_Written request:_
What is the number of lines containing "eller"? Give only that number.

_Items:_
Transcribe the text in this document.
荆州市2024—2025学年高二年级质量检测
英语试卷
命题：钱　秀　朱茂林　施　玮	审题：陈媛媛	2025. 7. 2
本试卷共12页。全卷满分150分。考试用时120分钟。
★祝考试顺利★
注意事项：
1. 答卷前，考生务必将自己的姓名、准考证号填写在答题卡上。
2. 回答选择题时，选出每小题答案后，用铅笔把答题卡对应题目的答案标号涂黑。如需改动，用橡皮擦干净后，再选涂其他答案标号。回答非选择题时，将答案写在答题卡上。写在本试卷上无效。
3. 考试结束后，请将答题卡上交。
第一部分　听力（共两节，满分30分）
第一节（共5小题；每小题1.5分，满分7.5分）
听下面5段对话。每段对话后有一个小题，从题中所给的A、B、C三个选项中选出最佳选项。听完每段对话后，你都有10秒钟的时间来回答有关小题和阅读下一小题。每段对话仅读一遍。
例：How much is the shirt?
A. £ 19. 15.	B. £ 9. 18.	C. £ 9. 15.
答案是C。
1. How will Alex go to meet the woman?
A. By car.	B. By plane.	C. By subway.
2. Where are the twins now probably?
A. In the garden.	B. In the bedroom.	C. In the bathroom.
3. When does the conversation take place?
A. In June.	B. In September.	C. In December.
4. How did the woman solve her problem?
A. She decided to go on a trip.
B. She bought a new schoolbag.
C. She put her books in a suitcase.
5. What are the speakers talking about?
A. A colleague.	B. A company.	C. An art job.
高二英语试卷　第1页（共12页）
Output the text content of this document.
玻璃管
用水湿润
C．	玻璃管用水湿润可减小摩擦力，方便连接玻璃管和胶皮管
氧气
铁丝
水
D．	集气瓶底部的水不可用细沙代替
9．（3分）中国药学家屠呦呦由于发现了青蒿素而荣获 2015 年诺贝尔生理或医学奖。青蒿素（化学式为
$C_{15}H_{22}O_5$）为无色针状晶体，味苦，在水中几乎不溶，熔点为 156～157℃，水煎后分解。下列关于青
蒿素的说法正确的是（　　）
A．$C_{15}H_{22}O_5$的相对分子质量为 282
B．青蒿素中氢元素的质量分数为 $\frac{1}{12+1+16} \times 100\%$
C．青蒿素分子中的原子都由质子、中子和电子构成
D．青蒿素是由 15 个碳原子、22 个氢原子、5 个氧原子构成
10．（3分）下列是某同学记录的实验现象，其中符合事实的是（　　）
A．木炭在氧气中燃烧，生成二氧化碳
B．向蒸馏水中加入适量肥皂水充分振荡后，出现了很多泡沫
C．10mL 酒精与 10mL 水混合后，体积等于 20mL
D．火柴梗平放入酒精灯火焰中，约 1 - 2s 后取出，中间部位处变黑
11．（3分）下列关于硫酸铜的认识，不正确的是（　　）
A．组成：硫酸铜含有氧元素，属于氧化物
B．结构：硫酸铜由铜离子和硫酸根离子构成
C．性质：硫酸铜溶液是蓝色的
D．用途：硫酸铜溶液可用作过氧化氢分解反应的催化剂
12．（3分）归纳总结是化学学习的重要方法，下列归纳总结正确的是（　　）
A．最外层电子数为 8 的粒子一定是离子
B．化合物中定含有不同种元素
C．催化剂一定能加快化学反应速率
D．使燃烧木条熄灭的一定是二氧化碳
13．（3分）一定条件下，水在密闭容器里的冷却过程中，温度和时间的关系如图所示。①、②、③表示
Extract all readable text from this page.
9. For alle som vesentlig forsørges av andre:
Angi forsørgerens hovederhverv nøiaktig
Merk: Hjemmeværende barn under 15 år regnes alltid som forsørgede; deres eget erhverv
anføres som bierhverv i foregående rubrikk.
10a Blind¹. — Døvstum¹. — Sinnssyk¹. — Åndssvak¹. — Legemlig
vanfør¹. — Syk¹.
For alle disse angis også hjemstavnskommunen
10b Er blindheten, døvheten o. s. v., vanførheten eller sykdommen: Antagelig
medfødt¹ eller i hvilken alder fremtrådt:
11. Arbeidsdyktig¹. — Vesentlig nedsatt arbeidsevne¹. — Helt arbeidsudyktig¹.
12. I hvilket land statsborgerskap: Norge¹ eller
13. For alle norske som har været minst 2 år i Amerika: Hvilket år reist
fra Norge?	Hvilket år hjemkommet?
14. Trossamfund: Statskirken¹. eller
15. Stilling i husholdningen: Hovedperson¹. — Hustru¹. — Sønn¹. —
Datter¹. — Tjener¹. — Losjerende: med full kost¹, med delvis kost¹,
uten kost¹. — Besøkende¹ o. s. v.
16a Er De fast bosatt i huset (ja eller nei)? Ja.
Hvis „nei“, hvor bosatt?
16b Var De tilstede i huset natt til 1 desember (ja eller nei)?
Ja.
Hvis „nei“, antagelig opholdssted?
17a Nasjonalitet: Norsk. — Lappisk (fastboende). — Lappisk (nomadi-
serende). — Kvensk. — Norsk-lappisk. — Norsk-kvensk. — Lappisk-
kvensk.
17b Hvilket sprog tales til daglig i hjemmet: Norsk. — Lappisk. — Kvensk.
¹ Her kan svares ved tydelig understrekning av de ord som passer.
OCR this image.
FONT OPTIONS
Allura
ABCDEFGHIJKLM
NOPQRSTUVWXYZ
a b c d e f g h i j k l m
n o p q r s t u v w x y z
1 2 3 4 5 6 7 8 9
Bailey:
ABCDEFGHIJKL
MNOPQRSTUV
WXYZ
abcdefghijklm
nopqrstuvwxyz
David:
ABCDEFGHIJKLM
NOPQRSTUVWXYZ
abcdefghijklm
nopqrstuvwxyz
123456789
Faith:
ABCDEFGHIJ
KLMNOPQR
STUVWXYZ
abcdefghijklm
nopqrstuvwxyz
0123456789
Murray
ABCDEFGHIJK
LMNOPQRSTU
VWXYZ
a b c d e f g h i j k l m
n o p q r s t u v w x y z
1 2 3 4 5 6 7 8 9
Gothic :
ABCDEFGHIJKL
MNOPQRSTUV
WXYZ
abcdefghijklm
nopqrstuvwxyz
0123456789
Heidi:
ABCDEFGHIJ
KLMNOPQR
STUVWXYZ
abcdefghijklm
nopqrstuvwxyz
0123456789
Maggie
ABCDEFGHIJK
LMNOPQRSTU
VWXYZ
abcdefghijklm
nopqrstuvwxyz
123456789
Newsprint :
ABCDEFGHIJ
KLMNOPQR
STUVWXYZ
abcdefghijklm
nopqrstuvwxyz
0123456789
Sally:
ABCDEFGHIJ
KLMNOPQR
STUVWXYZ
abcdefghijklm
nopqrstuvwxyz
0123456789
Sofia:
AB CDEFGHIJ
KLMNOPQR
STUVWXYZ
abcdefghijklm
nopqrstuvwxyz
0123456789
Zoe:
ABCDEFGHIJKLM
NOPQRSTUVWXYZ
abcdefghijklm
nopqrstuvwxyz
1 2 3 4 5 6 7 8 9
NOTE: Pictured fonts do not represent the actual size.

_The answer:_
6